— START —
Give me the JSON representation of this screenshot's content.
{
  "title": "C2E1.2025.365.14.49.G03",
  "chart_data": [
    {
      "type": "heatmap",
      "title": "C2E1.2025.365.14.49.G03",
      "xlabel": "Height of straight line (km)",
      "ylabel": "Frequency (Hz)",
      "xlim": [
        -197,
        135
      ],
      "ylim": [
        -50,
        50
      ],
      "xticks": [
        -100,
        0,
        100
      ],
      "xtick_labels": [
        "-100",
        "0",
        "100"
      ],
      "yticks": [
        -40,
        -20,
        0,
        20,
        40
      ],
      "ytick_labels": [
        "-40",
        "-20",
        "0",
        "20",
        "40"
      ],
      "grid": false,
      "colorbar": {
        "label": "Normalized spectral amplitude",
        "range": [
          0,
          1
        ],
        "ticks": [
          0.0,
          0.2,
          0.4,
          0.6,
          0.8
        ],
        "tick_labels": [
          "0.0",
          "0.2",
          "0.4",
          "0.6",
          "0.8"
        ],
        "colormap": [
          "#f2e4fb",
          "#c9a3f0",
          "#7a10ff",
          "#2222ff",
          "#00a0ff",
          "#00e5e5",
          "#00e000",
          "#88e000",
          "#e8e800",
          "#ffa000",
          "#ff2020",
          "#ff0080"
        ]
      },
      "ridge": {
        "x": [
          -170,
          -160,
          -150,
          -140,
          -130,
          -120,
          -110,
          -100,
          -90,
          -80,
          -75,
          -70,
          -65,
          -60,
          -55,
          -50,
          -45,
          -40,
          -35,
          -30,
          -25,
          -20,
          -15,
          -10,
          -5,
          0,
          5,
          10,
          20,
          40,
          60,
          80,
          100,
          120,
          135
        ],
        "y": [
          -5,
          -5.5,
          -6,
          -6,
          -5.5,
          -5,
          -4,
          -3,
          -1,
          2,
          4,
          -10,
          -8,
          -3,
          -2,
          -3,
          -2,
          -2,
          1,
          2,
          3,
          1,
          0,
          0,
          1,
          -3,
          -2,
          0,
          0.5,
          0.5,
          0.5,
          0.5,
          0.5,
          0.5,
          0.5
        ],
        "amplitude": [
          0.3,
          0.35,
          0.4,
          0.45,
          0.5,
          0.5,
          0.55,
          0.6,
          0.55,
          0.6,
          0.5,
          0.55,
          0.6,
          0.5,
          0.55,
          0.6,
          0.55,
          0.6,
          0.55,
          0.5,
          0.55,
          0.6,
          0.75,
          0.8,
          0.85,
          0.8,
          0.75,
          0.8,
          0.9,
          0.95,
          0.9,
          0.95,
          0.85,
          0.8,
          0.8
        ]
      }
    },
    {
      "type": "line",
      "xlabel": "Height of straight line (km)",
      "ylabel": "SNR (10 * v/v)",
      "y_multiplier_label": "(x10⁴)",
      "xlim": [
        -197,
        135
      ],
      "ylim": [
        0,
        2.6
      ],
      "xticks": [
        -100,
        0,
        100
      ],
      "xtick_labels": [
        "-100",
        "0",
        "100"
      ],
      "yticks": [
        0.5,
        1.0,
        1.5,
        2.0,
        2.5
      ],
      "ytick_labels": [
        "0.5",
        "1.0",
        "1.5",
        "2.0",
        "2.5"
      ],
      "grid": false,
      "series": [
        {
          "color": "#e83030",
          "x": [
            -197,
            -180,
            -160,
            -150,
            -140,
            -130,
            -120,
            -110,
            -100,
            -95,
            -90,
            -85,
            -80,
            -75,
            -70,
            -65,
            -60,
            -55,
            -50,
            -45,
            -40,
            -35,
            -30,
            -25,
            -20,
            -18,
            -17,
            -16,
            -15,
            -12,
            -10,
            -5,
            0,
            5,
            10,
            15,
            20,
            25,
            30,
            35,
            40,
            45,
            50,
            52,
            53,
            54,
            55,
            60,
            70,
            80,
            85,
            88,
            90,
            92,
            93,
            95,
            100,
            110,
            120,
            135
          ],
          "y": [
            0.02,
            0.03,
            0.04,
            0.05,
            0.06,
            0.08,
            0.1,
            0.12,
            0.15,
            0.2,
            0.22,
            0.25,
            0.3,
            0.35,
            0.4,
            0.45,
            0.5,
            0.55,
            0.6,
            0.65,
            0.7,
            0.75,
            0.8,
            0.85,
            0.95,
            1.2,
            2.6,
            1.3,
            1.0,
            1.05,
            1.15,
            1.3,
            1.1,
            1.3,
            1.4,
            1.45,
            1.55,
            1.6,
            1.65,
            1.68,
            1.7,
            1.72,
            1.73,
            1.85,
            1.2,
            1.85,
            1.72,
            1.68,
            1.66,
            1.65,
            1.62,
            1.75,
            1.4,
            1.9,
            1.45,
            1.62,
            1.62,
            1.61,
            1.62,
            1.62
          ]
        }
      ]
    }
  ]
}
— END —
**Task requirements:** Show the lines where the word "ylabel" appears in the entries.

**Complete answer:**
      "ylabel": "Frequency (Hz)",
      "ylabel": "SNR (10 * v/v)",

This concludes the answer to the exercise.